→ **TASK REQUIREMENTS**
Isolate every line in the data with the string "dash" and copy it.

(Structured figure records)
----

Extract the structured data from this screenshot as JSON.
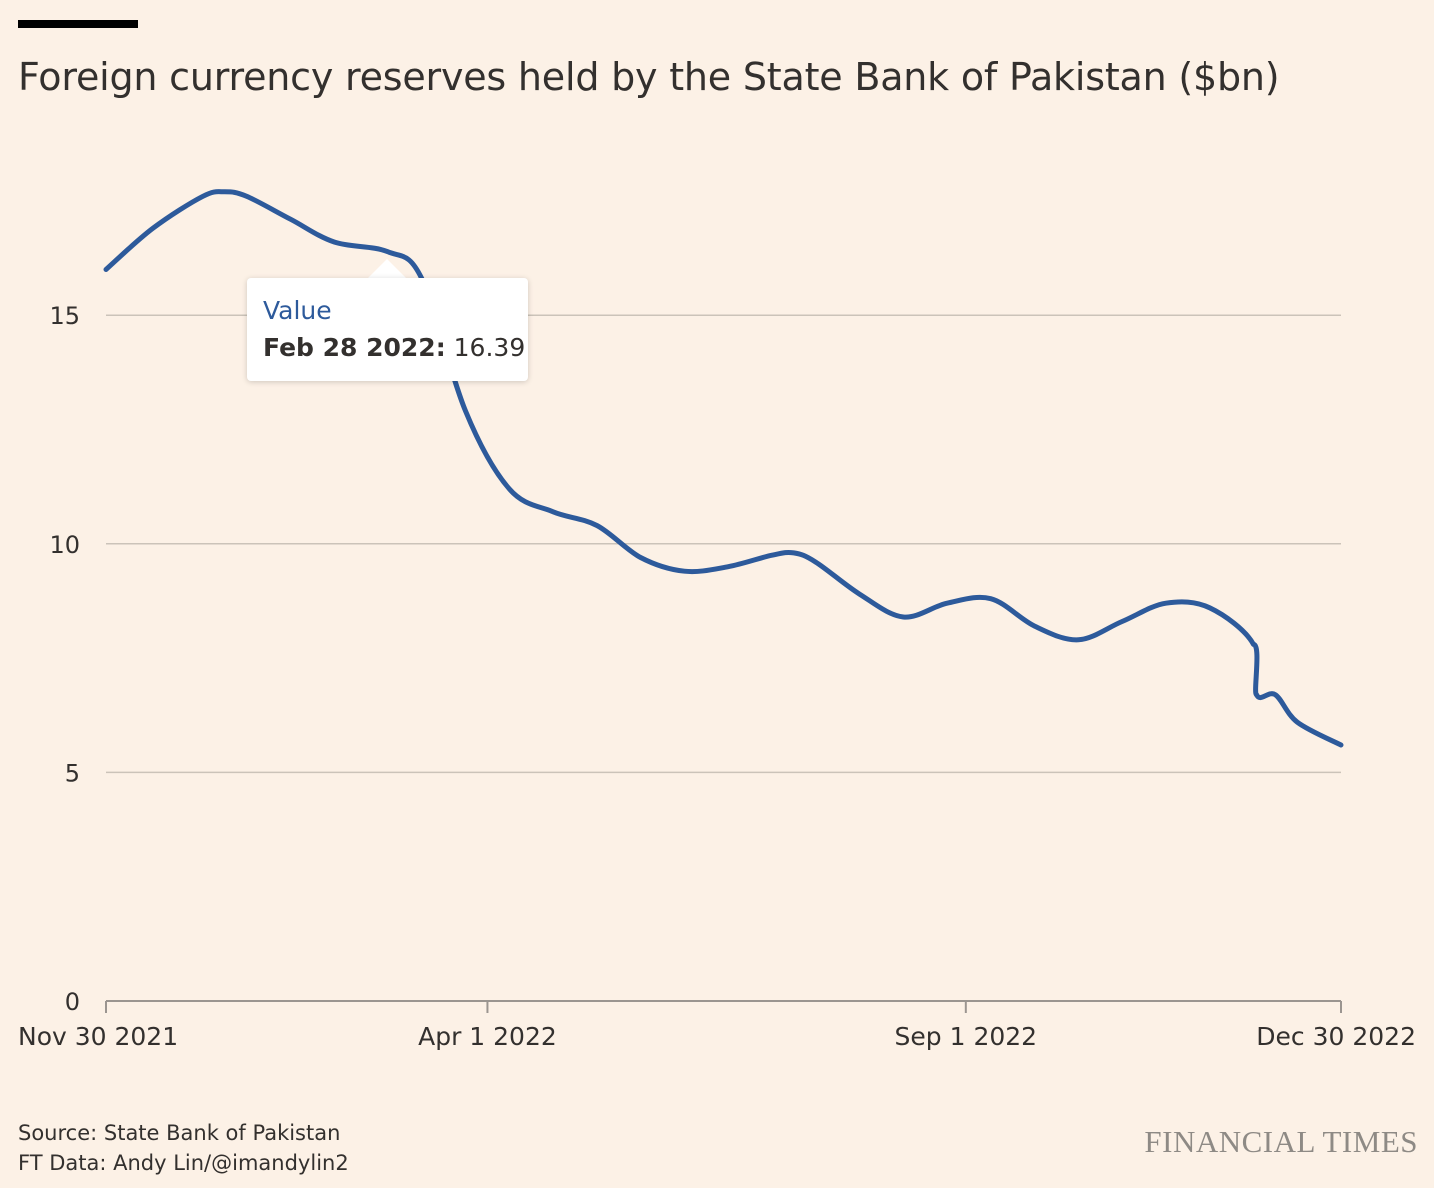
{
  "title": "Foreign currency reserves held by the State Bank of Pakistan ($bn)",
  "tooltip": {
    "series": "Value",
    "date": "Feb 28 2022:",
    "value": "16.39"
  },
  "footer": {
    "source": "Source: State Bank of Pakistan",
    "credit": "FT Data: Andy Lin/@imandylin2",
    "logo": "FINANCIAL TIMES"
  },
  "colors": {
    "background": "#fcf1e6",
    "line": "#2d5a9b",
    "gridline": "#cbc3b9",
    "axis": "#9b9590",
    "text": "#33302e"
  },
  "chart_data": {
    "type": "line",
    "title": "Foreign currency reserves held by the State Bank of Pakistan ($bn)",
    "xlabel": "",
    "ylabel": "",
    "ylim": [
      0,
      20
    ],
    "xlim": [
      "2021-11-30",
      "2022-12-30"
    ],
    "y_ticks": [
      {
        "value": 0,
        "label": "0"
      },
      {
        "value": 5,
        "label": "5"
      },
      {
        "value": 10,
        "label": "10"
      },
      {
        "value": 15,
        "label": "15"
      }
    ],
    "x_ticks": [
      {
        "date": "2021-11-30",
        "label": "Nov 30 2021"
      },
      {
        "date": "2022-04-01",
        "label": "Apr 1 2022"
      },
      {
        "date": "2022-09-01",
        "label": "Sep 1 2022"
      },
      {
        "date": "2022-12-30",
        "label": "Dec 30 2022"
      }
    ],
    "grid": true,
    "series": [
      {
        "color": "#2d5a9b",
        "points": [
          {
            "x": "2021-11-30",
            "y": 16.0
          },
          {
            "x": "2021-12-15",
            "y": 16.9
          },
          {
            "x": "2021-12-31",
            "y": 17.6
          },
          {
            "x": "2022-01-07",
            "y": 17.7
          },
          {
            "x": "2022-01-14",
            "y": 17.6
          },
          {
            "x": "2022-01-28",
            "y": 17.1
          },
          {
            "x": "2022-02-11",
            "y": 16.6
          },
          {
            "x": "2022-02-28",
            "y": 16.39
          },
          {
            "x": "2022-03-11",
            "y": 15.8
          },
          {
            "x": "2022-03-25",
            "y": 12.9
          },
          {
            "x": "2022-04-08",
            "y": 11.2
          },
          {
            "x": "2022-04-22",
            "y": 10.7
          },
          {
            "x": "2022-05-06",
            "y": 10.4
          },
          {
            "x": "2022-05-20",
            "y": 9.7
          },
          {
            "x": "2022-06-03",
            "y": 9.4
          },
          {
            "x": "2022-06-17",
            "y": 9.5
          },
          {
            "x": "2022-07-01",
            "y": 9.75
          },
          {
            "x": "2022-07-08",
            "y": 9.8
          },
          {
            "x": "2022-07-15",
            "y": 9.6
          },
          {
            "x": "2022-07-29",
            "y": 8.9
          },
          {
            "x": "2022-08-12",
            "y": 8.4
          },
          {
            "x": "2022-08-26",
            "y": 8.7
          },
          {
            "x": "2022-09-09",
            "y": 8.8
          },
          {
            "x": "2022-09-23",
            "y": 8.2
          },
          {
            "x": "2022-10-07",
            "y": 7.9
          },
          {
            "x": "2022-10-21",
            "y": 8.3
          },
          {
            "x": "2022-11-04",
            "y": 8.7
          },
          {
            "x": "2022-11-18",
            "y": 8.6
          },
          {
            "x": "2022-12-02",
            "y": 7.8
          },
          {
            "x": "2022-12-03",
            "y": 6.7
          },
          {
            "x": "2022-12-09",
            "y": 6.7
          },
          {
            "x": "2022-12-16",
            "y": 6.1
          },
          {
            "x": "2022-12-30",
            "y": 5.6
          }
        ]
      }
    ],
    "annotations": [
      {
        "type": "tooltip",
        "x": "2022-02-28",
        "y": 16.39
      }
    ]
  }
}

----

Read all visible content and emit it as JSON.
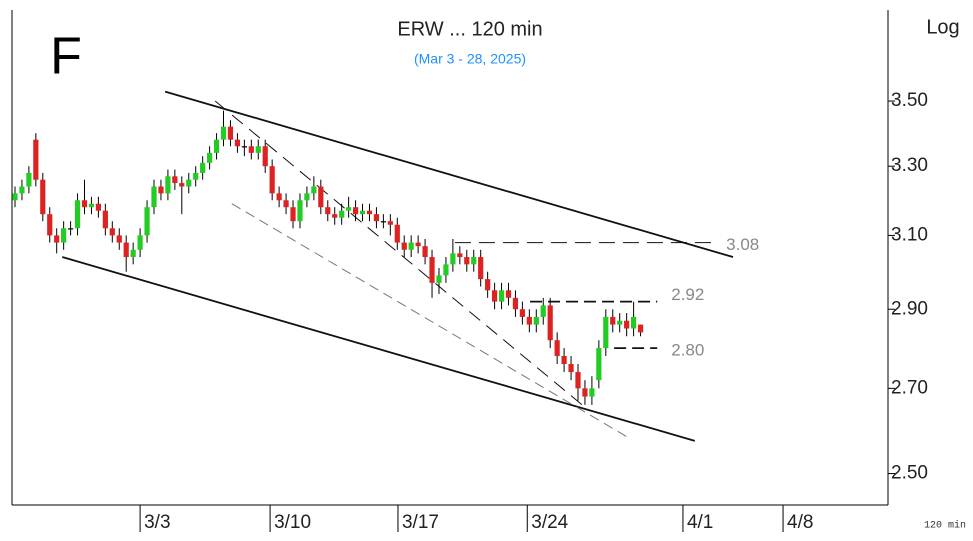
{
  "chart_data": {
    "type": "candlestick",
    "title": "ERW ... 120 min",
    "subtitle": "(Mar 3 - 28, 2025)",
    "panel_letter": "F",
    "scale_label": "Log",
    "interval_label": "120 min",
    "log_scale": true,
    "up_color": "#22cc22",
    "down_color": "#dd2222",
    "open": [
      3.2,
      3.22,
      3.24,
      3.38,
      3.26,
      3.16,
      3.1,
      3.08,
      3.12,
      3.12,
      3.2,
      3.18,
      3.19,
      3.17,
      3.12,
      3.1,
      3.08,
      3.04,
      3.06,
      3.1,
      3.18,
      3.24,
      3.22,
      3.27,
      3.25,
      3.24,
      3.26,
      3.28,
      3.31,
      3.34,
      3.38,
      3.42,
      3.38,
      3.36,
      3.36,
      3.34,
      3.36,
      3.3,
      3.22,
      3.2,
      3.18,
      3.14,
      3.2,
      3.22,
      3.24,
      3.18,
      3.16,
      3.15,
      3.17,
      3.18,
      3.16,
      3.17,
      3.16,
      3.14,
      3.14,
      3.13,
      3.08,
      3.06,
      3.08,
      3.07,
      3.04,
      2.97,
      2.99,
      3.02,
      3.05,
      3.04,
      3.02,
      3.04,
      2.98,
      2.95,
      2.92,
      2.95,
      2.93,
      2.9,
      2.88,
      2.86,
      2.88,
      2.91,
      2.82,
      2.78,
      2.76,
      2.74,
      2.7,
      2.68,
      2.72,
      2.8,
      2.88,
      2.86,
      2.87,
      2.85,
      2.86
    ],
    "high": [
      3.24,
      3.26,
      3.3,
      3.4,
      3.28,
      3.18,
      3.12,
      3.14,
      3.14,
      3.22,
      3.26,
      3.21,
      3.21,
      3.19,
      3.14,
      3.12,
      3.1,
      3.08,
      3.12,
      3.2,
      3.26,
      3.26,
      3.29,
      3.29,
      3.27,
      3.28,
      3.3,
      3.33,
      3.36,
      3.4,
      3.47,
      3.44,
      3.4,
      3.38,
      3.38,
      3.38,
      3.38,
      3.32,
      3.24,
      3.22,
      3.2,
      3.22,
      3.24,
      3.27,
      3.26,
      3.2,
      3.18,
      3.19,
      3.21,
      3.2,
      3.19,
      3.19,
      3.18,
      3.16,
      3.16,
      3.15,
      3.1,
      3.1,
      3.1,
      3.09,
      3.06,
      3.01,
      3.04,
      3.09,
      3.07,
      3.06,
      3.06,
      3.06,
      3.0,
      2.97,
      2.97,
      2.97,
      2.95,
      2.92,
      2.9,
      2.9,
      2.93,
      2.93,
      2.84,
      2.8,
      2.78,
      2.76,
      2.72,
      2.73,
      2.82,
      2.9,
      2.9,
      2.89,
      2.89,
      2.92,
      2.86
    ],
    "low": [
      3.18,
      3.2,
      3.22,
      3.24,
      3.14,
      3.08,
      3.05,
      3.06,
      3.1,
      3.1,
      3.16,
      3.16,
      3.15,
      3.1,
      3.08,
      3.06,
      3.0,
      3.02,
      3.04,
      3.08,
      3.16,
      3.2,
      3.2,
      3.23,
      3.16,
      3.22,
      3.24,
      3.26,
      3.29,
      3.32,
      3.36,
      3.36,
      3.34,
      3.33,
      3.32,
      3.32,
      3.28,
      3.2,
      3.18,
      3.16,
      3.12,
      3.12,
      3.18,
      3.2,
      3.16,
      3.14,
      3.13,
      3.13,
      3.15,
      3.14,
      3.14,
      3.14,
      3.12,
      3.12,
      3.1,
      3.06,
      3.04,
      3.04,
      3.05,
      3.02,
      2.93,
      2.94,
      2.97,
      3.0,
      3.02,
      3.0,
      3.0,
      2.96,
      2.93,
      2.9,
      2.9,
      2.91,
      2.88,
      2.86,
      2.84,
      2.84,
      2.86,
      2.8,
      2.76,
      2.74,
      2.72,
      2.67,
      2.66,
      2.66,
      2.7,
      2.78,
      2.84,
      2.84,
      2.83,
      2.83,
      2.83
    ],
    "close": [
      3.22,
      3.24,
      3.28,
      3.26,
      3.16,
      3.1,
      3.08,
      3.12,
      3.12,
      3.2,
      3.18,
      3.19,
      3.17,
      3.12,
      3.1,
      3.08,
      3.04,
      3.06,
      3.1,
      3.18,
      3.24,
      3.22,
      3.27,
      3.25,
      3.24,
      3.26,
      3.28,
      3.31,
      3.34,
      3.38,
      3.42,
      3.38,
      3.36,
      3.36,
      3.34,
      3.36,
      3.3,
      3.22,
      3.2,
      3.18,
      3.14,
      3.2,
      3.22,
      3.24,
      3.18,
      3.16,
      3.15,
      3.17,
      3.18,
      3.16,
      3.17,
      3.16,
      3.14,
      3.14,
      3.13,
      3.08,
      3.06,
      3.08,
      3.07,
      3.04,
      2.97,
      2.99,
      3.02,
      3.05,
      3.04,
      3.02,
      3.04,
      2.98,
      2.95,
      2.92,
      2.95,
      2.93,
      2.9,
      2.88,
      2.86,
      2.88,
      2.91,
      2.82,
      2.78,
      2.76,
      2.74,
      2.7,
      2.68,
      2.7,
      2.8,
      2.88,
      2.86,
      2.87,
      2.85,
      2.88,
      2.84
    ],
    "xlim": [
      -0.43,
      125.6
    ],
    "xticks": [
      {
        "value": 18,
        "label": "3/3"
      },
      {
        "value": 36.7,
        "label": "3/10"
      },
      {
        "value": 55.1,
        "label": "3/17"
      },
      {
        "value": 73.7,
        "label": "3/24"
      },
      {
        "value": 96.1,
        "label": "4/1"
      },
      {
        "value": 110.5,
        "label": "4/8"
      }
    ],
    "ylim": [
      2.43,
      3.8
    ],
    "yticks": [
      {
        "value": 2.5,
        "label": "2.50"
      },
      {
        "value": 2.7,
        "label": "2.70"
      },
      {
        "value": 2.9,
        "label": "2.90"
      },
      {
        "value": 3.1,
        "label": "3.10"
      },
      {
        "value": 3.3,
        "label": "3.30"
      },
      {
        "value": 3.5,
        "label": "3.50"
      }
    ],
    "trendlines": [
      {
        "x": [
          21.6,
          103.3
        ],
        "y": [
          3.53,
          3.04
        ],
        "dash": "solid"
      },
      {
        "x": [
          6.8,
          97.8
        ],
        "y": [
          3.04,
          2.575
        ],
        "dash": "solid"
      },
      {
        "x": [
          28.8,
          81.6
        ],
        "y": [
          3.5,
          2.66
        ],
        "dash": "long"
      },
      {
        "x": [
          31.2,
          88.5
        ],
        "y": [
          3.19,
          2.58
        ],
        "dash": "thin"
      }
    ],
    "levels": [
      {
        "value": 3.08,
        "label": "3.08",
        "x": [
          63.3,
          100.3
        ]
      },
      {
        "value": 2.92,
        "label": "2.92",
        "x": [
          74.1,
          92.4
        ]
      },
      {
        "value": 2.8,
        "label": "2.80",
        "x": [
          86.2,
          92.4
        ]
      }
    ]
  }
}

----

→ **THE REPLY**
        "dash": "solid"
        "dash": "solid"
        "dash": "long"
        "dash": "thin"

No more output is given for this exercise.